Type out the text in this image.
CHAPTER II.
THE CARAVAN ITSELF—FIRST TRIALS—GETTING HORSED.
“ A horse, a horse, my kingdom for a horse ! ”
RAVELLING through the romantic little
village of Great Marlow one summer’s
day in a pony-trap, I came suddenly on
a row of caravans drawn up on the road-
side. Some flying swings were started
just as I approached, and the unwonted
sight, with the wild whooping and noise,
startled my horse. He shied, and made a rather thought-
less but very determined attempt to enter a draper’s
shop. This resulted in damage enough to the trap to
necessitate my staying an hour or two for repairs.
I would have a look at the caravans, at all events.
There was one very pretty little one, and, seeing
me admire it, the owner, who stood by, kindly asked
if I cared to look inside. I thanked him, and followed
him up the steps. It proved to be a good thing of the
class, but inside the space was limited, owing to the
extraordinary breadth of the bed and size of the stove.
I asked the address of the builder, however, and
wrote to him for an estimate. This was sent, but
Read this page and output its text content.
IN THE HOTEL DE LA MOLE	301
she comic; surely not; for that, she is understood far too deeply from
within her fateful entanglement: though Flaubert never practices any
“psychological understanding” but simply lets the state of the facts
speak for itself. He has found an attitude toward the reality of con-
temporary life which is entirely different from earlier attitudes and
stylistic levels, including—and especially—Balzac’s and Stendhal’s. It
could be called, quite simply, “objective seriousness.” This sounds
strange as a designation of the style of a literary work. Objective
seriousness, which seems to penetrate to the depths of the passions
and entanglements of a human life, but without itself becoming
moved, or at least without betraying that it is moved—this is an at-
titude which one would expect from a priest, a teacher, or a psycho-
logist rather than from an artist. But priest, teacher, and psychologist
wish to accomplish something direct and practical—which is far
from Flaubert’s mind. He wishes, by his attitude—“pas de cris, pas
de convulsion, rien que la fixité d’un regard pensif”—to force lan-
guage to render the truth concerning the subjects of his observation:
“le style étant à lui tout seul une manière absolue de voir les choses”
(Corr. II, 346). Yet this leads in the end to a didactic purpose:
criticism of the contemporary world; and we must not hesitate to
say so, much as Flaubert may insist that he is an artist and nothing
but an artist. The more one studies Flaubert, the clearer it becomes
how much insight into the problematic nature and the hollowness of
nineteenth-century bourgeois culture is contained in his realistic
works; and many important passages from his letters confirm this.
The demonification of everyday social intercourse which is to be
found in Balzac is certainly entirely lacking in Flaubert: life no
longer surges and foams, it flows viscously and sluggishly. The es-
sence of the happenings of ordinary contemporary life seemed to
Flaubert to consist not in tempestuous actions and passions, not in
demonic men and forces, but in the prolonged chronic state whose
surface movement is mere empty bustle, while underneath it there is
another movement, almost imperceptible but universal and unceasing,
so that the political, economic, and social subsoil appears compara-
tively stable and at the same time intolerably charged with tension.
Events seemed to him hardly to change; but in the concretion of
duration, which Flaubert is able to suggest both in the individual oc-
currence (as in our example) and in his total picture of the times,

(OBJECTIVE) Print all of the entries exactly as they are written.

(SOLUTION FOR THIS TASK)
Type out the text in this image.
CHAPTER II.
THE CARAVAN ITSELF—FIRST TRIALS—GETTING HORSED.
“ A horse, a horse, my kingdom for a horse ! ”
RAVELLING through the romantic little
village of Great Marlow one summer’s
day in a pony-trap, I came suddenly on
a row of caravans drawn up on the road-
side. Some flying swings were started
just as I approached, and the unwonted
sight, with the wild whooping and noise,
startled my horse. He shied, and made a rather thought-
less but very determined attempt to enter a draper’s
shop. This resulted in damage enough to the trap to
necessitate my staying an hour or two for repairs.
I would have a look at the caravans, at all events.
There was one very pretty little one, and, seeing
me admire it, the owner, who stood by, kindly asked
if I cared to look inside. I thanked him, and followed
him up the steps. It proved to be a good thing of the
class, but inside the space was limited, owing to the
extraordinary breadth of the bed and size of the stove.
I asked the address of the builder, however, and
wrote to him for an estimate. This was sent, but
Read this page and output its text content.
IN THE HOTEL DE LA MOLE	301
she comic; surely not; for that, she is understood far too deeply from
within her fateful entanglement: though Flaubert never practices any
“psychological understanding” but simply lets the state of the facts
speak for itself. He has found an attitude toward the reality of con-
temporary life which is entirely different from earlier attitudes and
stylistic levels, including—and especially—Balzac’s and Stendhal’s. It
could be called, quite simply, “objective seriousness.” This sounds
strange as a designation of the style of a literary work. Objective
seriousness, which seems to penetrate to the depths of the passions
and entanglements of a human life, but without itself becoming
moved, or at least without betraying that it is moved—this is an at-
titude which one would expect from a priest, a teacher, or a psycho-
logist rather than from an artist. But priest, teacher, and psychologist
wish to accomplish something direct and practical—which is far
from Flaubert’s mind. He wishes, by his attitude—“pas de cris, pas
de convulsion, rien que la fixité d’un regard pensif”—to force lan-
guage to render the truth concerning the subjects of his observation:
“le style étant à lui tout seul une manière absolue de voir les choses”
(Corr. II, 346). Yet this leads in the end to a didactic purpose:
criticism of the contemporary world; and we must not hesitate to
say so, much as Flaubert may insist that he is an artist and nothing
but an artist. The more one studies Flaubert, the clearer it becomes
how much insight into the problematic nature and the hollowness of
nineteenth-century bourgeois culture is contained in his realistic
works; and many important passages from his letters confirm this.
The demonification of everyday social intercourse which is to be
found in Balzac is certainly entirely lacking in Flaubert: life no
longer surges and foams, it flows viscously and sluggishly. The es-
sence of the happenings of ordinary contemporary life seemed to
Flaubert to consist not in tempestuous actions and passions, not in
demonic men and forces, but in the prolonged chronic state whose
surface movement is mere empty bustle, while underneath it there is
another movement, almost imperceptible but universal and unceasing,
so that the political, economic, and social subsoil appears compara-
tively stable and at the same time intolerably charged with tension.
Events seemed to him hardly to change; but in the concretion of
duration, which Flaubert is able to suggest both in the individual oc-
currence (as in our example) and in his total picture of the times,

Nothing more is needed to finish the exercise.